* _WHAT IS EXPECTED_
Copy out every record precisely.

--- DATA ENTRIES ---

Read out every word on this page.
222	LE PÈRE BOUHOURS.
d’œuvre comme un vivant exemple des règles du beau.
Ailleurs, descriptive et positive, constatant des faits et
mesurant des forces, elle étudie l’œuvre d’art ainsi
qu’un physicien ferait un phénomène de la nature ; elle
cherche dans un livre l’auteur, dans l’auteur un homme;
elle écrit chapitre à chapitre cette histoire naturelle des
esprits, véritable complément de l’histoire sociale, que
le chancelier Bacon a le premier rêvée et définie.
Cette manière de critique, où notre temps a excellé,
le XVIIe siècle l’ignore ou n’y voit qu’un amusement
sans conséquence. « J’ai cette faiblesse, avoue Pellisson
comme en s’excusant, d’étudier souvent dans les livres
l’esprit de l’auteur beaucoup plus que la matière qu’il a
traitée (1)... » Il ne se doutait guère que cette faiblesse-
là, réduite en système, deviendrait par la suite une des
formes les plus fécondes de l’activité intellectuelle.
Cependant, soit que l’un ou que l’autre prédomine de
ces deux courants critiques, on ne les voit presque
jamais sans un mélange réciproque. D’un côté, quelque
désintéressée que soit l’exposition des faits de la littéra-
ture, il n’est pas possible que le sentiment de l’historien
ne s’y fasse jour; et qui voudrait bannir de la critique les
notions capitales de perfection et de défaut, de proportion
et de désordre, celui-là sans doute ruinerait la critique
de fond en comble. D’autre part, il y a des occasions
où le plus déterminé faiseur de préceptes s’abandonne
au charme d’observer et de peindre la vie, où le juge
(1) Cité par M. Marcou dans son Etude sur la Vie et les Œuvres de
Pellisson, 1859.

---

* _ANSWER TO THIS PROBLEM_
Read out every word on this page.
222	LE PÈRE BOUHOURS.
d’œuvre comme un vivant exemple des règles du beau.
Ailleurs, descriptive et positive, constatant des faits et
mesurant des forces, elle étudie l’œuvre d’art ainsi
qu’un physicien ferait un phénomène de la nature ; elle
cherche dans un livre l’auteur, dans l’auteur un homme;
elle écrit chapitre à chapitre cette histoire naturelle des
esprits, véritable complément de l’histoire sociale, que
le chancelier Bacon a le premier rêvée et définie.
Cette manière de critique, où notre temps a excellé,
le XVIIe siècle l’ignore ou n’y voit qu’un amusement
sans conséquence. « J’ai cette faiblesse, avoue Pellisson
comme en s’excusant, d’étudier souvent dans les livres
l’esprit de l’auteur beaucoup plus que la matière qu’il a
traitée (1)... » Il ne se doutait guère que cette faiblesse-
là, réduite en système, deviendrait par la suite une des
formes les plus fécondes de l’activité intellectuelle.
Cependant, soit que l’un ou que l’autre prédomine de
ces deux courants critiques, on ne les voit presque
jamais sans un mélange réciproque. D’un côté, quelque
désintéressée que soit l’exposition des faits de la littéra-
ture, il n’est pas possible que le sentiment de l’historien
ne s’y fasse jour; et qui voudrait bannir de la critique les
notions capitales de perfection et de défaut, de proportion
et de désordre, celui-là sans doute ruinerait la critique
de fond en comble. D’autre part, il y a des occasions
où le plus déterminé faiseur de préceptes s’abandonne
au charme d’observer et de peindre la vie, où le juge
(1) Cité par M. Marcou dans son Etude sur la Vie et les Œuvres de
Pellisson, 1859.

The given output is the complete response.